══ THE RECORDS ══

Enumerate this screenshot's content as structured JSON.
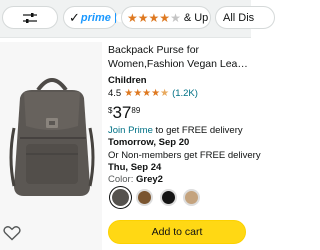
{
  "filters": {
    "prime_label": "prime",
    "rating_label": "& Up",
    "all_label": "All Dis"
  },
  "product": {
    "title_line1": "Backpack Purse for",
    "title_line2": "Women,Fashion Vegan Leath...",
    "brand": "Children",
    "rating": "4.5",
    "rating_count": "(1.2K)",
    "price_symbol": "$",
    "price_whole": "37",
    "price_fraction": "89",
    "prime_link": "Join Prime",
    "prime_delivery": " to get FREE delivery",
    "prime_date": "Tomorrow, Sep 20",
    "nonmember_delivery": "Or Non-members get FREE delivery",
    "nonmember_date": "Thu, Sep 24",
    "color_label": "Color: ",
    "color_value": "Grey2",
    "add_to_cart": "Add to cart",
    "rating_fraction": 0.9
  },
  "colors": {
    "prime_blue": "#1a98ff",
    "star_orange": "#de7921",
    "link_teal": "#007185",
    "cart_yellow": "#ffd814"
  }
}
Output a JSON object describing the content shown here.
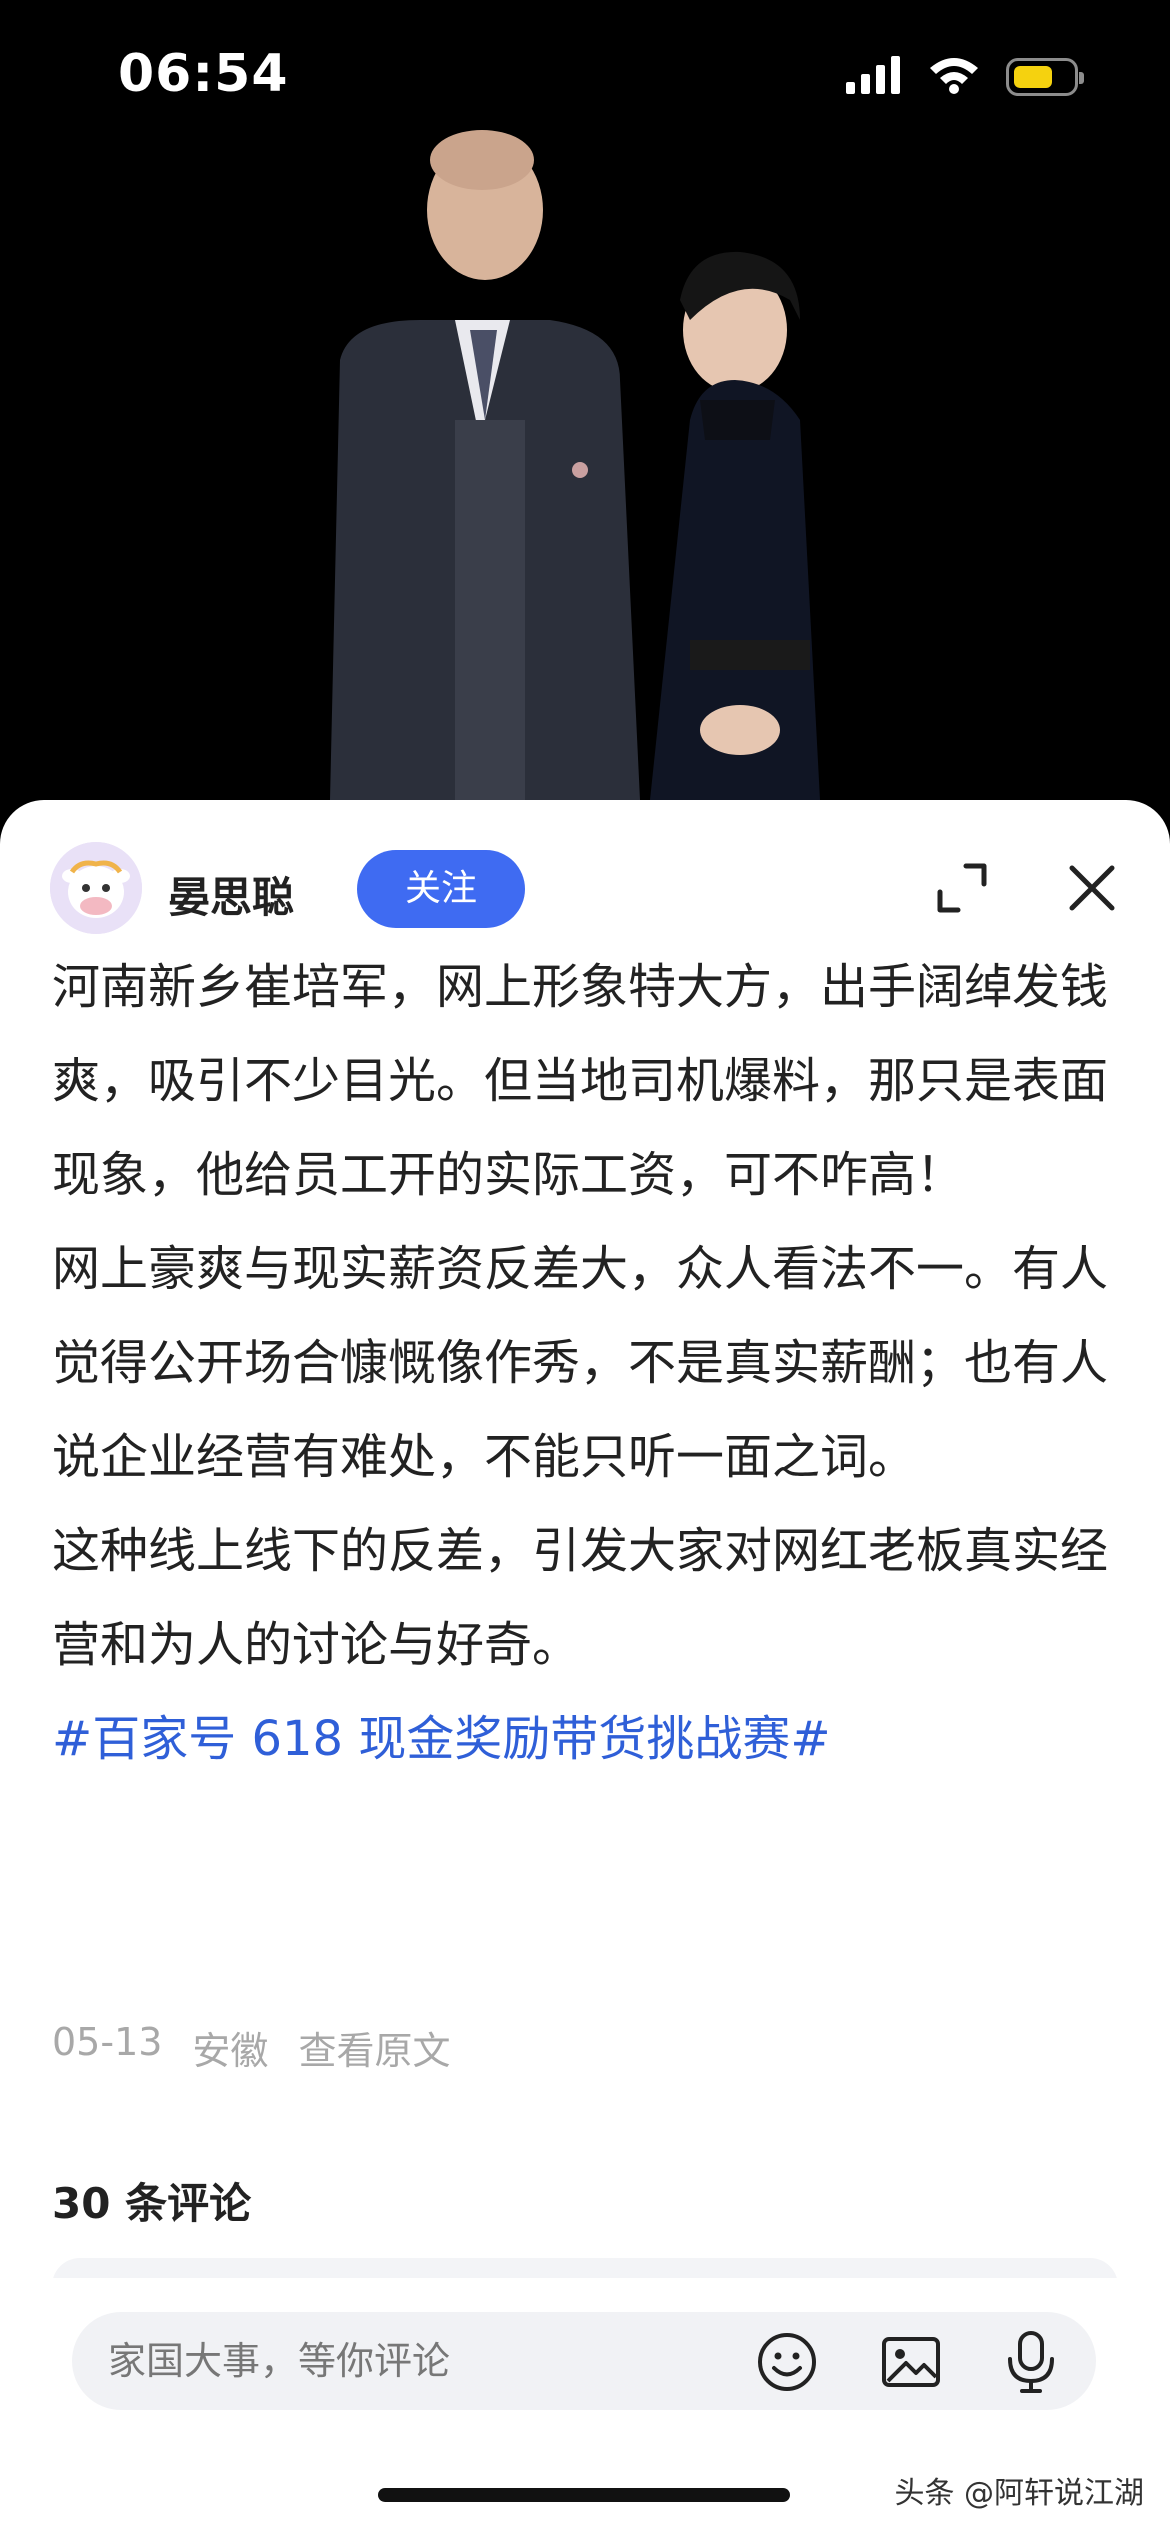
{
  "status_bar": {
    "time": "06:54",
    "icons": [
      "cellular-signal-icon",
      "wifi-icon",
      "battery-icon"
    ],
    "battery_color": "#f5d20f"
  },
  "header": {
    "author_name": "晏思聪",
    "follow_label": "关注",
    "follow_color": "#3f6bf2"
  },
  "post": {
    "paragraphs": [
      "河南新乡崔培军，网上形象特大方，出手阔绰发钱爽，吸引不少目光。但当地司机爆料，那只是表面现象，他给员工开的实际工资，可不咋高！",
      "网上豪爽与现实薪资反差大，众人看法不一。有人觉得公开场合慷慨像作秀，不是真实薪酬；也有人说企业经营有难处，不能只听一面之词。",
      "这种线上线下的反差，引发大家对网红老板真实经营和为人的讨论与好奇。"
    ],
    "hashtag": "#百家号 618 现金奖励带货挑战赛#",
    "hashtag_color": "#2f5fd8",
    "date": "05-13",
    "location": "安徽",
    "view_original": "查看原文"
  },
  "comments": {
    "title": "30 条评论"
  },
  "bottom_bar": {
    "placeholder": "家国大事，等你评论",
    "icons": [
      "emoji-icon",
      "image-icon",
      "microphone-icon"
    ]
  },
  "watermark": "头条 @阿轩说江湖"
}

═══

TASK GOAL
Repeat each entry above word for word, leaving every picture out.

RESULT OF THIS EXERCISE
Enumerate this screenshot's content as structured JSON.
{
  "filters": {
    "prime_label": "prime",
    "rating_label": "& Up",
    "all_label": "All Dis"
  },
  "product": {
    "title_line1": "Backpack Purse for",
    "title_line2": "Women,Fashion Vegan Leath...",
    "brand": "Children",
    "rating": "4.5",
    "rating_count": "(1.2K)",
    "price_symbol": "$",
    "price_whole": "37",
    "price_fraction": "89",
    "prime_link": "Join Prime",
    "prime_delivery": " to get FREE delivery",
    "prime_date": "Tomorrow, Sep 20",
    "nonmember_delivery": "Or Non-members get FREE delivery",
    "nonmember_date": "Thu, Sep 24",
    "color_label": "Color: ",
    "color_value": "Grey2",
    "add_to_cart": "Add to cart",
    "rating_fraction": 0.9
  },
  "colors": {
    "prime_blue": "#1a98ff",
    "star_orange": "#de7921",
    "link_teal": "#007185",
    "cart_yellow": "#ffd814"
  }
}
Output a JSON object describing the content shown here.
{
  "status_bar": {
    "time": "06:54",
    "icons": [
      "cellular-signal-icon",
      "wifi-icon",
      "battery-icon"
    ],
    "battery_color": "#f5d20f"
  },
  "header": {
    "author_name": "晏思聪",
    "follow_label": "关注",
    "follow_color": "#3f6bf2"
  },
  "post": {
    "paragraphs": [
      "河南新乡崔培军，网上形象特大方，出手阔绰发钱爽，吸引不少目光。但当地司机爆料，那只是表面现象，他给员工开的实际工资，可不咋高！",
      "网上豪爽与现实薪资反差大，众人看法不一。有人觉得公开场合慷慨像作秀，不是真实薪酬；也有人说企业经营有难处，不能只听一面之词。",
      "这种线上线下的反差，引发大家对网红老板真实经营和为人的讨论与好奇。"
    ],
    "hashtag": "#百家号 618 现金奖励带货挑战赛#",
    "hashtag_color": "#2f5fd8",
    "date": "05-13",
    "location": "安徽",
    "view_original": "查看原文"
  },
  "comments": {
    "title": "30 条评论"
  },
  "bottom_bar": {
    "placeholder": "家国大事，等你评论",
    "icons": [
      "emoji-icon",
      "image-icon",
      "microphone-icon"
    ]
  },
  "watermark": "头条 @阿轩说江湖"
}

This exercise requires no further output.